● **Prompt**
Write out, word for word, the section of the crawlspace odor text that opens with "I have bought" and closes with "or removed it.".

● **Selected text**
□ □ □ □ □ □ □
I have bought a commercial grade Ozone generator to combat the smell and anything producing the smell. I have performed many 8 -10 hour treatments to the crawlspace when no person is in the building. The results are a combination of heavy ozone smell and the crawlspace smell, still not gone. I run the ozone machine once a week now, still no help.
My last effort has been to at least remove the smell from the building living space by creating a negative pressure in the crawlspace, which of course slightly defeats the efficiency of sealing the crawlspace. I now have a continuous duty inline fan pushing crawlspace air outside which draws outside air from the living areas. The result is very little smell inside (my wife, with her bionic nose, can still smell it) but now we have the strong odor outside. I have just diverted the smell problem but have not stopped or removed it.
To help monitor the air conditions I installed remote humidistats in the crawlspace, one near the NE corner and the other near the SW corner of the space, another is based in our living room and finally one outside. I am in the Bay Area in California so outside humidity levels range from 20% on very dry summer days to 85% on foggy mornings and higher when we have rain, which has not happened very much( we are on 3rd year of drought). The crawlspace NW reader ranges from 48% – 52% consistently and the SW ranges 41%-46%(closest to the dehumidifier). The living space has been 45% lately.
□ □ □ □ □ □ □
● **Dataset excerpts**

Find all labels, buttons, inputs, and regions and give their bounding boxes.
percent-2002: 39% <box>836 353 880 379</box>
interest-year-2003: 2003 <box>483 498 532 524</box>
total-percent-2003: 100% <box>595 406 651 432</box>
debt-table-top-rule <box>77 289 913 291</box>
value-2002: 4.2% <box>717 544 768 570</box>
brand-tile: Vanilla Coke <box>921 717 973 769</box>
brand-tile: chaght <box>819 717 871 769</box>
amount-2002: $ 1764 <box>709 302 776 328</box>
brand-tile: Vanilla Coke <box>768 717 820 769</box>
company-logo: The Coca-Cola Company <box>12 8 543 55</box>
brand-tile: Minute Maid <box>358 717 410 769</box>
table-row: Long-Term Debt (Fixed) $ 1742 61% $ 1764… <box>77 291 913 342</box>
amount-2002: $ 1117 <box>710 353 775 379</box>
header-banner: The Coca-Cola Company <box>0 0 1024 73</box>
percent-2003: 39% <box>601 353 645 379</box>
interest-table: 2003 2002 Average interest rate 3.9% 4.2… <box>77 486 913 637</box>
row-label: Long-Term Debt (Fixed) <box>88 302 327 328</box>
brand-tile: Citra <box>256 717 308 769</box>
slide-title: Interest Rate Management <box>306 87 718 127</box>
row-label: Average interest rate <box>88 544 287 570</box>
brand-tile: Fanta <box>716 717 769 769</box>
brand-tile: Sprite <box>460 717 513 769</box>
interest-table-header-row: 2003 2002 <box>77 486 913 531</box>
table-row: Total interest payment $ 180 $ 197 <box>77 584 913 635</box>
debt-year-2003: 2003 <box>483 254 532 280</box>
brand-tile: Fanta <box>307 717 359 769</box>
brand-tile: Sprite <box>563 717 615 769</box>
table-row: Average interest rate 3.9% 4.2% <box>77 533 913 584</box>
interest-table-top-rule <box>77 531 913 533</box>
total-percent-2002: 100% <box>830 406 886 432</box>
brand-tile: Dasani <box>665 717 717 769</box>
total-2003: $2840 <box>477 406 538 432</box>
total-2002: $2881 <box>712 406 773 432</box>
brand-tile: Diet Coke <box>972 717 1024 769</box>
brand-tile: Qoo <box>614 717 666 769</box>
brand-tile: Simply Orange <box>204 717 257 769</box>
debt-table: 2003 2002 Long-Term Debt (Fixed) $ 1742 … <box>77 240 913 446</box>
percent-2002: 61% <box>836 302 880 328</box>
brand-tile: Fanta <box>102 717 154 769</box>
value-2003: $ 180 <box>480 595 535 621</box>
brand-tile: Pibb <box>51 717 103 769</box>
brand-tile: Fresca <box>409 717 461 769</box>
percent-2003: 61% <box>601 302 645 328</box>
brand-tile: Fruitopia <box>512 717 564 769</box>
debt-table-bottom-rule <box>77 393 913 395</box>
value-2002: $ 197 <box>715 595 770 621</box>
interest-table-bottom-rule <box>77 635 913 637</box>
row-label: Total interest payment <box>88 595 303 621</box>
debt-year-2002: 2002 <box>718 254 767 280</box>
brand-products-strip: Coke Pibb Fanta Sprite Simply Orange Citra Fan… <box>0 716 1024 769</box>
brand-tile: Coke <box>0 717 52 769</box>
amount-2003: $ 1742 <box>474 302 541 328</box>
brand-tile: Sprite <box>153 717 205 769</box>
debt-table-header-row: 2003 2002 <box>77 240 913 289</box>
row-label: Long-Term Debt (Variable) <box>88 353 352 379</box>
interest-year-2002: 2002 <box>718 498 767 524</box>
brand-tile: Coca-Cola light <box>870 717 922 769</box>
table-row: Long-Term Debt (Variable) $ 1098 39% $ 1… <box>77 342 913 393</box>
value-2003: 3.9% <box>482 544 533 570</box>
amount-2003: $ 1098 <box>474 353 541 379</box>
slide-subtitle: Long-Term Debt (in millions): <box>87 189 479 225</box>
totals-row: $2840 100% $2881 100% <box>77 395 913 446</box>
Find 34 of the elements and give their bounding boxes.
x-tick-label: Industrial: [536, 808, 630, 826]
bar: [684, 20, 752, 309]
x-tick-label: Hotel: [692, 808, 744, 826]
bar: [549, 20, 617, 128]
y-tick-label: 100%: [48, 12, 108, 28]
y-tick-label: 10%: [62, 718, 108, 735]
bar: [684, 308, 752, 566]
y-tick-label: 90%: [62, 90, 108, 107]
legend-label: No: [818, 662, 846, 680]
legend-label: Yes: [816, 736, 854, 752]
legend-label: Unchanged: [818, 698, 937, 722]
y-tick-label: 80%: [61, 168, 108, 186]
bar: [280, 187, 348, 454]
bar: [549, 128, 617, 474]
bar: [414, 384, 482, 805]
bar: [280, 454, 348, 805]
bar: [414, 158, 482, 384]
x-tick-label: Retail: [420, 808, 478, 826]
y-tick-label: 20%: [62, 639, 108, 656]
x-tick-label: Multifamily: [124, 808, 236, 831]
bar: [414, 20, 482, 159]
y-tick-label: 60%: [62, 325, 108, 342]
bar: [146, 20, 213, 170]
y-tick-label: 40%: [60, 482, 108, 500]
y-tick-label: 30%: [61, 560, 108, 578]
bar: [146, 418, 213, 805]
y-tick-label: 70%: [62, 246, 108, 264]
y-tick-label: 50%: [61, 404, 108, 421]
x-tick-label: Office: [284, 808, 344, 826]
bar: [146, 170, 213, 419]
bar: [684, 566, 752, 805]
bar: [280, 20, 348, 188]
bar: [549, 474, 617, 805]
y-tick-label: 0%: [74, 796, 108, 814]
□ □ □ □ □ □ □
● **Your response**
I have bought a commercial grade Ozone generator to combat the smell and anything producing the smell. I have performed many 8 -10 hour treatments to the crawlspace when no person is in the building. The results are a combination of heavy ozone smell and the crawlspace smell, still not gone. I run the ozone machine once a week now, still no help.
My last effort has been to at least remove the smell from the building living space by creating a negative pressure in the crawlspace, which of course slightly defeats the efficiency of sealing the crawlspace. I now have a continuous duty inline fan pushing crawlspace air outside which draws outside air from the living areas. The result is very little smell inside (my wife, with her bionic nose, can still smell it) but now we have the strong odor outside. I have just diverted the smell problem but have not stopped or removed it.